[GIVEN DATA start]
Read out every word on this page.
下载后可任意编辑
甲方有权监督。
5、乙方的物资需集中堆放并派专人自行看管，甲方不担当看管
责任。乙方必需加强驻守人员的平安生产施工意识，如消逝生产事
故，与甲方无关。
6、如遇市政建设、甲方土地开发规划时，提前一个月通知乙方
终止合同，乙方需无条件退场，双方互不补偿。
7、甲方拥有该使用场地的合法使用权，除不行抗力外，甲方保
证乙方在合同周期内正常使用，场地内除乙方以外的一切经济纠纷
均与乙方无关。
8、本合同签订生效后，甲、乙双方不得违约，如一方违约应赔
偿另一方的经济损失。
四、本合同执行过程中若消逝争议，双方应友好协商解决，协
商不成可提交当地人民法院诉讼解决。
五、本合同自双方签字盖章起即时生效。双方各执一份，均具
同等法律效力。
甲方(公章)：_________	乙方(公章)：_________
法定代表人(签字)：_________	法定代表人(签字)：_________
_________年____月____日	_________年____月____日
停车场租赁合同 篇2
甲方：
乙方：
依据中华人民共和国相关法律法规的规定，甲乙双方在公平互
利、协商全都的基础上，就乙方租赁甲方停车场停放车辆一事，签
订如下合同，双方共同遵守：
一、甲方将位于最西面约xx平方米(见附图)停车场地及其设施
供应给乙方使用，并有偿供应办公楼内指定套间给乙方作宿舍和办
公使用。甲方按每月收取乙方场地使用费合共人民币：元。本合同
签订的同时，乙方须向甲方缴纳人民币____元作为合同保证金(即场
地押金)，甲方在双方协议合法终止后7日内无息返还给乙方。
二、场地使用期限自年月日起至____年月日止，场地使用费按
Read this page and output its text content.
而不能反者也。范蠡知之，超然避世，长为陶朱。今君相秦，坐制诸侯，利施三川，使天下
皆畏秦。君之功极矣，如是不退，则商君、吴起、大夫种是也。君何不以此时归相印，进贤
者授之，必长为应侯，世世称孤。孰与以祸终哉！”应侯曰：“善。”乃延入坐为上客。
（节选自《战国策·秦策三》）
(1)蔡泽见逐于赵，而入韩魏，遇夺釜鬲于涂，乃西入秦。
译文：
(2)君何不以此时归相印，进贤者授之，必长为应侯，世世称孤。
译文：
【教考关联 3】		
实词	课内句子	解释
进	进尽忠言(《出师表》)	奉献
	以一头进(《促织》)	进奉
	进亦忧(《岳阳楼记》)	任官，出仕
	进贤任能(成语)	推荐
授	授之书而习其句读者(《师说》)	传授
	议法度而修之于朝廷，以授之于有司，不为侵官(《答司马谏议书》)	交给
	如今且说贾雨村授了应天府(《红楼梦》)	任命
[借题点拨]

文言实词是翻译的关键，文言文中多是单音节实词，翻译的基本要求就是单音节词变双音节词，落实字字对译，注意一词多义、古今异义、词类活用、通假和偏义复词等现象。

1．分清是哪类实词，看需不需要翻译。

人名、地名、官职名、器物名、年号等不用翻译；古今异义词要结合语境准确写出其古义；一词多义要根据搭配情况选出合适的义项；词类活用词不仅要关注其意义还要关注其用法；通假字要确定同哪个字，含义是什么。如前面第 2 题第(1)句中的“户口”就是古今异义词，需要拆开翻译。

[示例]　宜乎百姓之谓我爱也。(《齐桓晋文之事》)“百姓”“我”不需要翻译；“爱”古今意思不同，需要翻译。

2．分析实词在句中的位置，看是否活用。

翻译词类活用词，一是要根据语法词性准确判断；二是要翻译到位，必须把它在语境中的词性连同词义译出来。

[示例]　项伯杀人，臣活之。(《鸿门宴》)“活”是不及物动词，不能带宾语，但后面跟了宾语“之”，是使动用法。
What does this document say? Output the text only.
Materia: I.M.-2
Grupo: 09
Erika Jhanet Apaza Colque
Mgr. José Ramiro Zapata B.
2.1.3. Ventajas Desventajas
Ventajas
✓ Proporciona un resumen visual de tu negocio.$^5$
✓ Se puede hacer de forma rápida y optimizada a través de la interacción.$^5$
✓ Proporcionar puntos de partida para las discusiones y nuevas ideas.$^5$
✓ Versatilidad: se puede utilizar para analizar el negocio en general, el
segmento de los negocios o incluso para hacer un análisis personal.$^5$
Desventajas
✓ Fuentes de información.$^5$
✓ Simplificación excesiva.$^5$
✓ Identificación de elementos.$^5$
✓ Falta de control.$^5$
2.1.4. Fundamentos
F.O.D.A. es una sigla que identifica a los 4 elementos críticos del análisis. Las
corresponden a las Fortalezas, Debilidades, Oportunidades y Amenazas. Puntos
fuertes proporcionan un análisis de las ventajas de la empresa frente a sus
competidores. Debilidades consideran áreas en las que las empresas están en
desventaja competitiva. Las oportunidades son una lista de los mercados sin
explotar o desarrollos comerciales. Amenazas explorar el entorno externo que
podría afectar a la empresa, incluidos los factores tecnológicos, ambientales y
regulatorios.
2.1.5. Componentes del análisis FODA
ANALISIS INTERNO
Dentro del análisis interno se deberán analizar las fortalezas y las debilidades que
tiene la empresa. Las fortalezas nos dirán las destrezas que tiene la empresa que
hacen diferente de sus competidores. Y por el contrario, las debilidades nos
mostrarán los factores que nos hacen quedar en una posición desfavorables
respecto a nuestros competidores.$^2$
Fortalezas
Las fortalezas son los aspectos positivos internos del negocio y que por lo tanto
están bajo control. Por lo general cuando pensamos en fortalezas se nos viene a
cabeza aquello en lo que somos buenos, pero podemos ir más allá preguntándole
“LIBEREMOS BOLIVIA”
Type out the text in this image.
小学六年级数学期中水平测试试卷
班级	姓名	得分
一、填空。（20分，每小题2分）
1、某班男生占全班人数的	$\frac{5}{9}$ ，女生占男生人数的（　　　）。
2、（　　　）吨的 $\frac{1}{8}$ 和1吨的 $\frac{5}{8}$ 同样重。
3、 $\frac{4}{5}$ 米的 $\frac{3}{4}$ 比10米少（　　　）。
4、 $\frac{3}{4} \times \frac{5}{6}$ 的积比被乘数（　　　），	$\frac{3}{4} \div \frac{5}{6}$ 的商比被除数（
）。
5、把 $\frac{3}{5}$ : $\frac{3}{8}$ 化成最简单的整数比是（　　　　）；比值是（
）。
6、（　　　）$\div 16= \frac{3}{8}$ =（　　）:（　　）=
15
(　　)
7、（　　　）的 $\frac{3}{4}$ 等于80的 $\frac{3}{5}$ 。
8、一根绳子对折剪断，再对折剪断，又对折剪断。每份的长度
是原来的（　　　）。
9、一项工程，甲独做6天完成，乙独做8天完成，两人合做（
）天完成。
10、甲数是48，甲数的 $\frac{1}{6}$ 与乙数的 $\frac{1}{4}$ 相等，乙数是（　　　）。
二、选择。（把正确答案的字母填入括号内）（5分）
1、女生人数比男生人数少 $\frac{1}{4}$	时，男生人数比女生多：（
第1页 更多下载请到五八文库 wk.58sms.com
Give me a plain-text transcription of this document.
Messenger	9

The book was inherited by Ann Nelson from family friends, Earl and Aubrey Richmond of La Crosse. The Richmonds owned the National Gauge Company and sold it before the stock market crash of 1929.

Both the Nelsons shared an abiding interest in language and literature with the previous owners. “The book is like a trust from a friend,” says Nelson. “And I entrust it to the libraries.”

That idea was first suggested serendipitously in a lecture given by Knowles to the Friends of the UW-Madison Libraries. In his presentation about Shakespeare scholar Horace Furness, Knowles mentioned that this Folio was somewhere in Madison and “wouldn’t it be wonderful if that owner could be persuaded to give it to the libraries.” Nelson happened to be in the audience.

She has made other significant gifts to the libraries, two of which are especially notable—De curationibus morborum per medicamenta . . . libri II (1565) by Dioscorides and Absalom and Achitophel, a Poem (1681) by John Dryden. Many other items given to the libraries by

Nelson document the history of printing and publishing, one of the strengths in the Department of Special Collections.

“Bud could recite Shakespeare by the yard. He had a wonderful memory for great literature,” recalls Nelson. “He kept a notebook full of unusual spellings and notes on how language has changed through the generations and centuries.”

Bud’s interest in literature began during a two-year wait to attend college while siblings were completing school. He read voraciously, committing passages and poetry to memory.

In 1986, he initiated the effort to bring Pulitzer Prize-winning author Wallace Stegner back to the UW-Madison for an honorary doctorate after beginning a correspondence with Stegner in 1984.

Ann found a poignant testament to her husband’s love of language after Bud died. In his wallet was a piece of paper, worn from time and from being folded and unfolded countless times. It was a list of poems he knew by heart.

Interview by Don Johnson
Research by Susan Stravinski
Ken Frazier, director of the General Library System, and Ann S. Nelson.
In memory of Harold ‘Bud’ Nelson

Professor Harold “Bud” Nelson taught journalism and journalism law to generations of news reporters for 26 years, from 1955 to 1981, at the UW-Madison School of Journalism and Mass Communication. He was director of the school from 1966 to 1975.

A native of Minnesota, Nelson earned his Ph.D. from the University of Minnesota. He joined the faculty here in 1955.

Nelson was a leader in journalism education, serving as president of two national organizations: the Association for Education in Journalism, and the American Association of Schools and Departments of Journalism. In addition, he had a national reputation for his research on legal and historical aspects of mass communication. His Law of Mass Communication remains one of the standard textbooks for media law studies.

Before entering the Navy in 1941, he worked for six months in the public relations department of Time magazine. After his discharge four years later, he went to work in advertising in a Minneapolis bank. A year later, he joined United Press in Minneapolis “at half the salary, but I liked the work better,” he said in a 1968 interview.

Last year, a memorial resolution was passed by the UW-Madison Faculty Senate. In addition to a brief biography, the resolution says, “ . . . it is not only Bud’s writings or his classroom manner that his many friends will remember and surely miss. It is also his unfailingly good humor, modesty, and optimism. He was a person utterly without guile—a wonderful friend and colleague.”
[GIVEN DATA end]
Find every line in the records that contains the word "director"; copy those lines.

RESPONSE BELOW ->
Ken Frazier, director of the General Library System, and Ann S. Nelson.
Professor Harold “Bud” Nelson taught journalism and journalism law to generations of news reporters for 26 years, from 1955 to 1981, at the UW-Madison School of Journalism and Mass Communication. He was director of the school from 1966 to 1975.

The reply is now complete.